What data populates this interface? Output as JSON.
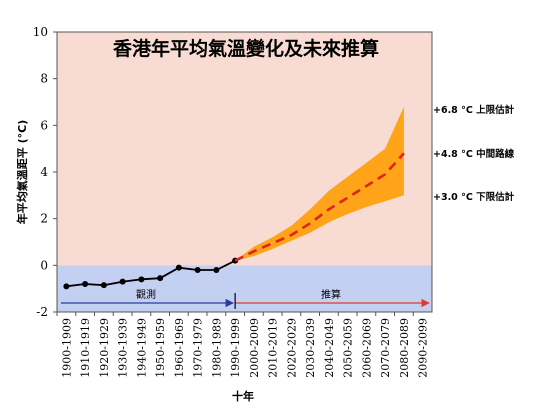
{
  "chart_data": {
    "type": "line",
    "title": "香港年平均氣溫變化及未來推算",
    "xlabel": "十年",
    "ylabel": "年平均氣溫距平 (°C)",
    "ylim": [
      -2,
      10
    ],
    "yticks": [
      -2,
      0,
      2,
      4,
      6,
      8,
      10
    ],
    "categories": [
      "1900-1909",
      "1910-1919",
      "1920-1929",
      "1930-1939",
      "1940-1949",
      "1950-1959",
      "1960-1969",
      "1970-1979",
      "1980-1989",
      "1990-1999",
      "2000-2009",
      "2010-2019",
      "2020-2029",
      "2030-2039",
      "2040-2049",
      "2050-2059",
      "2060-2069",
      "2070-2079",
      "2080-2089",
      "2090-2099"
    ],
    "observed": {
      "label": "觀測",
      "values": [
        -0.9,
        -0.8,
        -0.85,
        -0.7,
        -0.6,
        -0.55,
        -0.1,
        -0.2,
        -0.2,
        0.2
      ],
      "color": "#000000"
    },
    "projection": {
      "label": "推算",
      "median": [
        0.2,
        0.6,
        0.95,
        1.3,
        1.8,
        2.4,
        2.9,
        3.4,
        3.9,
        4.8
      ],
      "lower": [
        0.2,
        0.4,
        0.7,
        1.05,
        1.4,
        1.85,
        2.2,
        2.5,
        2.75,
        3.0
      ],
      "upper": [
        0.2,
        0.8,
        1.2,
        1.7,
        2.4,
        3.2,
        3.8,
        4.4,
        5.0,
        6.8
      ],
      "line_color": "#e0241b",
      "band_color": "#ffa319"
    },
    "annotations": {
      "upper": "+6.8 °C 上限估計",
      "median": "+4.8 °C 中間路線",
      "lower": "+3.0 °C 下限估計"
    },
    "background_above_zero": "#f8dcd4",
    "background_below_zero": "#c4d0f2",
    "observed_arrow_color": "#2f3aa0",
    "projection_arrow_color": "#e03a2e",
    "grid": false
  }
}
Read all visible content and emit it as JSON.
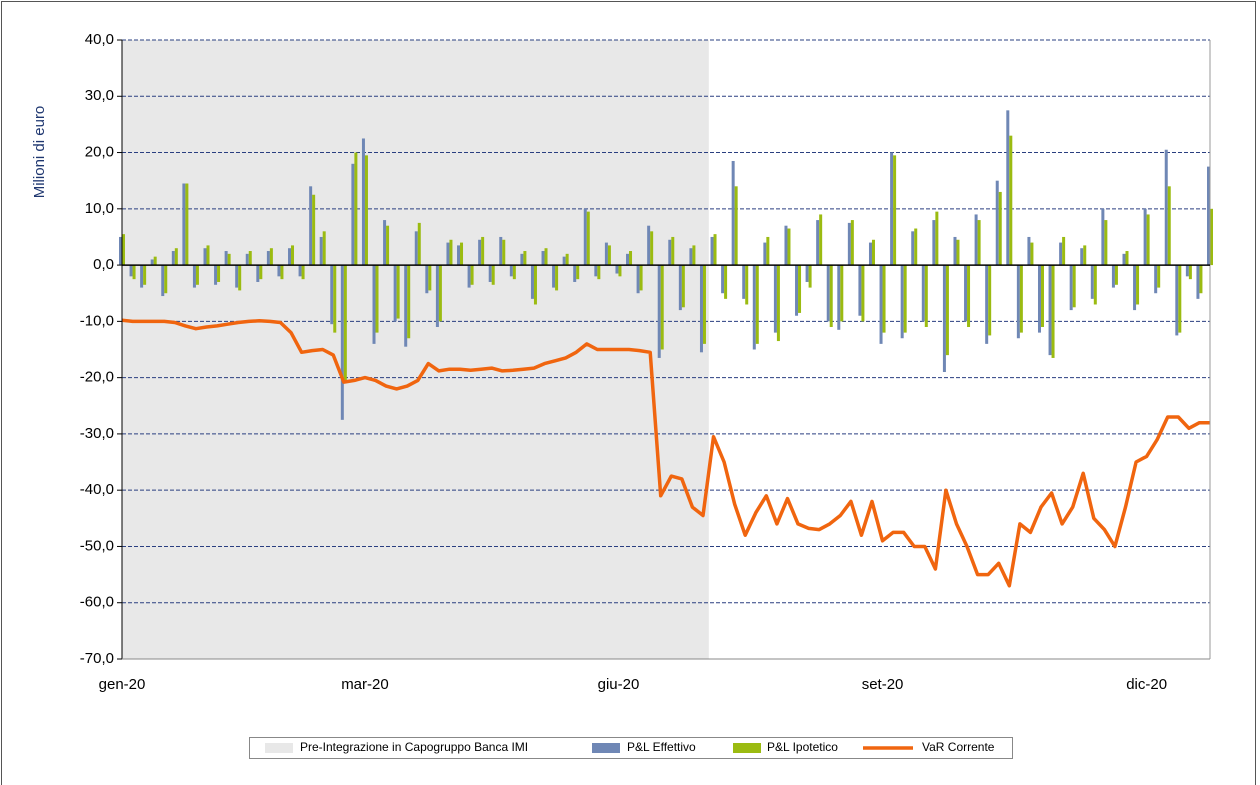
{
  "chart_data": {
    "type": "combo",
    "y_label": "Milioni di euro",
    "categories": [
      "gen-20",
      null,
      null,
      null,
      null,
      null,
      null,
      null,
      null,
      null,
      null,
      null,
      null,
      null,
      null,
      null,
      null,
      null,
      null,
      null,
      null,
      null,
      null,
      "mar-20",
      null,
      null,
      null,
      null,
      null,
      null,
      null,
      null,
      null,
      null,
      null,
      null,
      null,
      null,
      null,
      null,
      null,
      null,
      null,
      null,
      null,
      null,
      null,
      "giu-20",
      null,
      null,
      null,
      null,
      null,
      null,
      null,
      null,
      null,
      null,
      null,
      null,
      null,
      null,
      null,
      null,
      null,
      null,
      null,
      null,
      null,
      null,
      null,
      null,
      "set-20",
      null,
      null,
      null,
      null,
      null,
      null,
      null,
      null,
      null,
      null,
      null,
      null,
      null,
      null,
      null,
      null,
      null,
      null,
      null,
      null,
      null,
      null,
      null,
      null,
      "dic-20",
      null,
      null,
      null,
      null,
      null,
      null
    ],
    "ylim": [
      -70,
      40
    ],
    "yticks": [
      {
        "value": 40,
        "label": "40,0"
      },
      {
        "value": 30,
        "label": "30,0"
      },
      {
        "value": 20,
        "label": "20,0"
      },
      {
        "value": 10,
        "label": "10,0"
      },
      {
        "value": 0,
        "label": "0,0"
      },
      {
        "value": -10,
        "label": "-10,0"
      },
      {
        "value": -20,
        "label": "-20,0"
      },
      {
        "value": -30,
        "label": "-30,0"
      },
      {
        "value": -40,
        "label": "-40,0"
      },
      {
        "value": -50,
        "label": "-50,0"
      },
      {
        "value": -60,
        "label": "-60,0"
      },
      {
        "value": -70,
        "label": "-70,0"
      }
    ],
    "grid": true,
    "legend": "bottom",
    "series": [
      {
        "name": "Pre-Integrazione in Capogruppo Banca IMI",
        "type": "area",
        "color": "#e8e8e8",
        "values": [
          40,
          40,
          40,
          40,
          40,
          40,
          40,
          40,
          40,
          40,
          40,
          40,
          40,
          40,
          40,
          40,
          40,
          40,
          40,
          40,
          40,
          40,
          40,
          40,
          40,
          40,
          40,
          40,
          40,
          40,
          40,
          40,
          40,
          40,
          40,
          40,
          40,
          40,
          40,
          40,
          40,
          40,
          40,
          40,
          40,
          40,
          40,
          40,
          40,
          40,
          40,
          40,
          40,
          40,
          40,
          40,
          null,
          null,
          null,
          null,
          null,
          null,
          null,
          null,
          null,
          null,
          null,
          null,
          null,
          null,
          null,
          null,
          null,
          null,
          null,
          null,
          null,
          null,
          null,
          null,
          null,
          null,
          null,
          null,
          null,
          null,
          null,
          null,
          null,
          null,
          null,
          null,
          null,
          null,
          null,
          null,
          null,
          null,
          null,
          null,
          null,
          null,
          null,
          null
        ]
      },
      {
        "name": "P&L Effettivo",
        "type": "bar",
        "color": "#6f87b5",
        "values": [
          5,
          -2,
          -4,
          1,
          -5.5,
          2.5,
          14.5,
          -4,
          3,
          -3.5,
          2.5,
          -4,
          2,
          -3,
          2.5,
          -2,
          3,
          -2,
          14,
          5,
          -10.5,
          -27.5,
          18,
          22.5,
          -14,
          8,
          -10,
          -14.5,
          6,
          -5,
          -11,
          4,
          3.5,
          -4,
          4.5,
          -3,
          5,
          -2,
          2,
          -6,
          2.5,
          -4,
          1.5,
          -3,
          10,
          -2,
          4,
          -1.5,
          2,
          -5,
          7,
          -16.5,
          4.5,
          -8,
          3,
          -15.5,
          5,
          -5,
          18.5,
          -6,
          -15,
          4,
          -12,
          7,
          -9,
          -3,
          8,
          -10,
          -11.5,
          7.5,
          -9,
          4,
          -14,
          20,
          -13,
          6,
          -10,
          8,
          -19,
          5,
          -10,
          9,
          -14,
          15,
          27.5,
          -13,
          5,
          -12,
          -16,
          4,
          -8,
          3,
          -6,
          10,
          -4,
          2,
          -8,
          10,
          -5,
          20.5,
          -12.5,
          -2,
          -6,
          17.5
        ]
      },
      {
        "name": "P&L Ipotetico",
        "type": "bar",
        "color": "#9bbb11",
        "values": [
          5.5,
          -2.5,
          -3.5,
          1.5,
          -5,
          3,
          14.5,
          -3.5,
          3.5,
          -3,
          2,
          -4.5,
          2.5,
          -2.5,
          3,
          -2.5,
          3.5,
          -2.5,
          12.5,
          6,
          -12,
          -21,
          20,
          19.5,
          -12,
          7,
          -9.5,
          -13,
          7.5,
          -4.5,
          -10,
          4.5,
          4,
          -3.5,
          5,
          -3.5,
          4.5,
          -2.5,
          2.5,
          -7,
          3,
          -4.5,
          2,
          -2.5,
          9.5,
          -2.5,
          3.5,
          -2,
          2.5,
          -4.5,
          6,
          -15,
          5,
          -7.5,
          3.5,
          -14,
          5.5,
          -6,
          14,
          -7,
          -14,
          5,
          -13.5,
          6.5,
          -8.5,
          -4,
          9,
          -11,
          -10,
          8,
          -10,
          4.5,
          -12,
          19.5,
          -12,
          6.5,
          -11,
          9.5,
          -16,
          4.5,
          -11,
          8,
          -12.5,
          13,
          23,
          -12,
          4,
          -11,
          -16.5,
          5,
          -7.5,
          3.5,
          -7,
          8,
          -3.5,
          2.5,
          -7,
          9,
          -4,
          14,
          -12,
          -2.5,
          -5,
          10
        ]
      },
      {
        "name": "VaR Corrente",
        "type": "line",
        "color": "#f0650f",
        "values": [
          -9.8,
          -10,
          -10,
          -10,
          -10,
          -10.2,
          -10.8,
          -11.3,
          -11,
          -10.8,
          -10.5,
          -10.2,
          -10,
          -9.9,
          -10,
          -10.2,
          -12,
          -15.5,
          -15.2,
          -15,
          -16,
          -20.8,
          -20.5,
          -20,
          -20.5,
          -21.5,
          -22,
          -21.5,
          -20.5,
          -17.5,
          -18.8,
          -18.5,
          -18.5,
          -18.7,
          -18.5,
          -18.3,
          -18.8,
          -18.7,
          -18.5,
          -18.3,
          -17.5,
          -17,
          -16.5,
          -15.5,
          -14,
          -15,
          -15,
          -15,
          -15,
          -15.2,
          -15.5,
          -41,
          -37.5,
          -38,
          -43,
          -44.5,
          -30.5,
          -35,
          -42.5,
          -48,
          -44,
          -41,
          -46,
          -41.5,
          -46,
          -46.8,
          -47,
          -46,
          -44.5,
          -42,
          -48,
          -42,
          -49,
          -47.5,
          -47.5,
          -50,
          -50,
          -54,
          -40,
          -46,
          -50,
          -55,
          -55,
          -53,
          -57,
          -46,
          -47.5,
          -43,
          -40.5,
          -46,
          -43,
          -37,
          -45,
          -47,
          -50,
          -43,
          -35,
          -34,
          -31,
          -27,
          -27,
          -29,
          -28,
          -28
        ]
      }
    ]
  }
}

^^^^^^^^

## Task description
Filter out every line that lacks the word "JSON", and copy the rest.

## The solution
What data populates this interface? Output as JSON.
Read all visible content and emit it as JSON.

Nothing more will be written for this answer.